**Set exercise**
Repeat the whole listing exactly as written.

[Dataset rows]
- - - - -

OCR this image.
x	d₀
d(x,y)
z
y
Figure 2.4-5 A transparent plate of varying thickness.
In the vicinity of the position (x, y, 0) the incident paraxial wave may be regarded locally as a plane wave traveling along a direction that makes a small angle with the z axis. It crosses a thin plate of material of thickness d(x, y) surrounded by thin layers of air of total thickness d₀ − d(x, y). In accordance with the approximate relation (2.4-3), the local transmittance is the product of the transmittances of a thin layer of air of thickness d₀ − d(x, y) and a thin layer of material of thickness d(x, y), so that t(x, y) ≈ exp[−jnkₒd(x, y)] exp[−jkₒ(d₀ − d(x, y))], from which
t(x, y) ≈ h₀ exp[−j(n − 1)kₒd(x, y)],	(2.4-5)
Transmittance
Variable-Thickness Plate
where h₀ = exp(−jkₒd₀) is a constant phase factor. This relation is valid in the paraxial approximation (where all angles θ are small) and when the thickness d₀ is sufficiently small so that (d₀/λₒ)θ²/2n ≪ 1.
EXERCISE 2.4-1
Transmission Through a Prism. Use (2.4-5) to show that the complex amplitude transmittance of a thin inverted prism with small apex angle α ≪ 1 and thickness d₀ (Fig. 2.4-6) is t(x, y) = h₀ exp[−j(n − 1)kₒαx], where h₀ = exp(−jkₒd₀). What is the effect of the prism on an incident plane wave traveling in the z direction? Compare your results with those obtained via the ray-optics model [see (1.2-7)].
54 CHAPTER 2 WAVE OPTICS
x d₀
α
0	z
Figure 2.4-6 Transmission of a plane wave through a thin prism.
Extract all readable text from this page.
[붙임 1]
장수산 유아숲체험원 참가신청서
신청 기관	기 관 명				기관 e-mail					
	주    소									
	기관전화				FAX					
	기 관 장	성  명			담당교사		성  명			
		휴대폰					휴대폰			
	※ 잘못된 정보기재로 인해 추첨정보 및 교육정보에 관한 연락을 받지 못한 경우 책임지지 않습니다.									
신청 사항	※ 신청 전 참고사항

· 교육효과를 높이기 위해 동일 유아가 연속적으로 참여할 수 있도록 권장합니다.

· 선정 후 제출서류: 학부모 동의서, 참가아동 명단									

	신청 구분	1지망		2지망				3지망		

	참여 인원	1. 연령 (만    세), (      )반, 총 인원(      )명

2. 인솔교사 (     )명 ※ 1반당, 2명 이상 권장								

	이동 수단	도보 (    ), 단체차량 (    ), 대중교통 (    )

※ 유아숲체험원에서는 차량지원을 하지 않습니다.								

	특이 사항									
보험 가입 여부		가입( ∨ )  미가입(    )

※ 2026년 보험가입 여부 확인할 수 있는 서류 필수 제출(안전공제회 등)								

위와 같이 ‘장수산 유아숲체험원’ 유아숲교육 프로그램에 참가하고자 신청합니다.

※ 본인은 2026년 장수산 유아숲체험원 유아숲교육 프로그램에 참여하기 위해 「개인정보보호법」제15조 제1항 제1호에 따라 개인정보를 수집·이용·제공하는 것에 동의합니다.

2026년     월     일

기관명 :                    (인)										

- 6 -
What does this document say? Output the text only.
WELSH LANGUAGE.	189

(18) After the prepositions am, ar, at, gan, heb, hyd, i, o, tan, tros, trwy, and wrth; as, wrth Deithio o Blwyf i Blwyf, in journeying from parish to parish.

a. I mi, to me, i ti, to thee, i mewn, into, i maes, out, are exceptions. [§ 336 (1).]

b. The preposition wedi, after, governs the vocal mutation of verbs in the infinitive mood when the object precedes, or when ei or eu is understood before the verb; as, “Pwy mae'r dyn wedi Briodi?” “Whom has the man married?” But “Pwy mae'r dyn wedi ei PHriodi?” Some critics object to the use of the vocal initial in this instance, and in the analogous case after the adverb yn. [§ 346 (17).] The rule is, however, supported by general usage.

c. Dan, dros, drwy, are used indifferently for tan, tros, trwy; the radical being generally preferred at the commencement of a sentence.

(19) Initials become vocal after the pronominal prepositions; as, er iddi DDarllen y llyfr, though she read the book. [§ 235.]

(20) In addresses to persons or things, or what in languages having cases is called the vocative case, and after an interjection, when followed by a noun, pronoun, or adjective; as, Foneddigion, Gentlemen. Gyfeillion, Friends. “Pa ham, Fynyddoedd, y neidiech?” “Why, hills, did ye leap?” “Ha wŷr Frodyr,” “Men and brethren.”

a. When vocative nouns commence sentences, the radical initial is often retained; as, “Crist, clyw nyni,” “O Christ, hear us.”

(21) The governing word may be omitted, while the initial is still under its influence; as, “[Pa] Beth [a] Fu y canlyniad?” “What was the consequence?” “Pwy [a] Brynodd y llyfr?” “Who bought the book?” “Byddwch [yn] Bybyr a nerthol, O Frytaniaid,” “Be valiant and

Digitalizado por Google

- - - - -

**Solution to this task**
OCR this image.
x	d₀
d(x,y)
z
y
Figure 2.4-5 A transparent plate of varying thickness.
In the vicinity of the position (x, y, 0) the incident paraxial wave may be regarded locally as a plane wave traveling along a direction that makes a small angle with the z axis. It crosses a thin plate of material of thickness d(x, y) surrounded by thin layers of air of total thickness d₀ − d(x, y). In accordance with the approximate relation (2.4-3), the local transmittance is the product of the transmittances of a thin layer of air of thickness d₀ − d(x, y) and a thin layer of material of thickness d(x, y), so that t(x, y) ≈ exp[−jnkₒd(x, y)] exp[−jkₒ(d₀ − d(x, y))], from which
t(x, y) ≈ h₀ exp[−j(n − 1)kₒd(x, y)],	(2.4-5)
Transmittance
Variable-Thickness Plate
where h₀ = exp(−jkₒd₀) is a constant phase factor. This relation is valid in the paraxial approximation (where all angles θ are small) and when the thickness d₀ is sufficiently small so that (d₀/λₒ)θ²/2n ≪ 1.
EXERCISE 2.4-1
Transmission Through a Prism. Use (2.4-5) to show that the complex amplitude transmittance of a thin inverted prism with small apex angle α ≪ 1 and thickness d₀ (Fig. 2.4-6) is t(x, y) = h₀ exp[−j(n − 1)kₒαx], where h₀ = exp(−jkₒd₀). What is the effect of the prism on an incident plane wave traveling in the z direction? Compare your results with those obtained via the ray-optics model [see (1.2-7)].
54 CHAPTER 2 WAVE OPTICS
x d₀
α
0	z
Figure 2.4-6 Transmission of a plane wave through a thin prism.
Extract all readable text from this page.
[붙임 1]
장수산 유아숲체험원 참가신청서
신청 기관	기 관 명				기관 e-mail					
	주    소									
	기관전화				FAX					
	기 관 장	성  명			담당교사		성  명			
		휴대폰					휴대폰			
	※ 잘못된 정보기재로 인해 추첨정보 및 교육정보에 관한 연락을 받지 못한 경우 책임지지 않습니다.									
신청 사항	※ 신청 전 참고사항

· 교육효과를 높이기 위해 동일 유아가 연속적으로 참여할 수 있도록 권장합니다.

· 선정 후 제출서류: 학부모 동의서, 참가아동 명단									

	신청 구분	1지망		2지망				3지망		

	참여 인원	1. 연령 (만    세), (      )반, 총 인원(      )명

2. 인솔교사 (     )명 ※ 1반당, 2명 이상 권장								

	이동 수단	도보 (    ), 단체차량 (    ), 대중교통 (    )

※ 유아숲체험원에서는 차량지원을 하지 않습니다.								

	특이 사항									
보험 가입 여부		가입( ∨ )  미가입(    )

※ 2026년 보험가입 여부 확인할 수 있는 서류 필수 제출(안전공제회 등)								

위와 같이 ‘장수산 유아숲체험원’ 유아숲교육 프로그램에 참가하고자 신청합니다.

※ 본인은 2026년 장수산 유아숲체험원 유아숲교육 프로그램에 참여하기 위해 「개인정보보호법」제15조 제1항 제1호에 따라 개인정보를 수집·이용·제공하는 것에 동의합니다.

2026년     월     일

기관명 :                    (인)										

- 6 -
What does this document say? Output the text only.
WELSH LANGUAGE.	189

(18) After the prepositions am, ar, at, gan, heb, hyd, i, o, tan, tros, trwy, and wrth; as, wrth Deithio o Blwyf i Blwyf, in journeying from parish to parish.

a. I mi, to me, i ti, to thee, i mewn, into, i maes, out, are exceptions. [§ 336 (1).]

b. The preposition wedi, after, governs the vocal mutation of verbs in the infinitive mood when the object precedes, or when ei or eu is understood before the verb; as, “Pwy mae'r dyn wedi Briodi?” “Whom has the man married?” But “Pwy mae'r dyn wedi ei PHriodi?” Some critics object to the use of the vocal initial in this instance, and in the analogous case after the adverb yn. [§ 346 (17).] The rule is, however, supported by general usage.

c. Dan, dros, drwy, are used indifferently for tan, tros, trwy; the radical being generally preferred at the commencement of a sentence.

(19) Initials become vocal after the pronominal prepositions; as, er iddi DDarllen y llyfr, though she read the book. [§ 235.]

(20) In addresses to persons or things, or what in languages having cases is called the vocative case, and after an interjection, when followed by a noun, pronoun, or adjective; as, Foneddigion, Gentlemen. Gyfeillion, Friends. “Pa ham, Fynyddoedd, y neidiech?” “Why, hills, did ye leap?” “Ha wŷr Frodyr,” “Men and brethren.”

a. When vocative nouns commence sentences, the radical initial is often retained; as, “Crist, clyw nyni,” “O Christ, hear us.”

(21) The governing word may be omitted, while the initial is still under its influence; as, “[Pa] Beth [a] Fu y canlyniad?” “What was the consequence?” “Pwy [a] Brynodd y llyfr?” “Who bought the book?” “Byddwch [yn] Bybyr a nerthol, O Frytaniaid,” “Be valiant and

Digitalizado por Google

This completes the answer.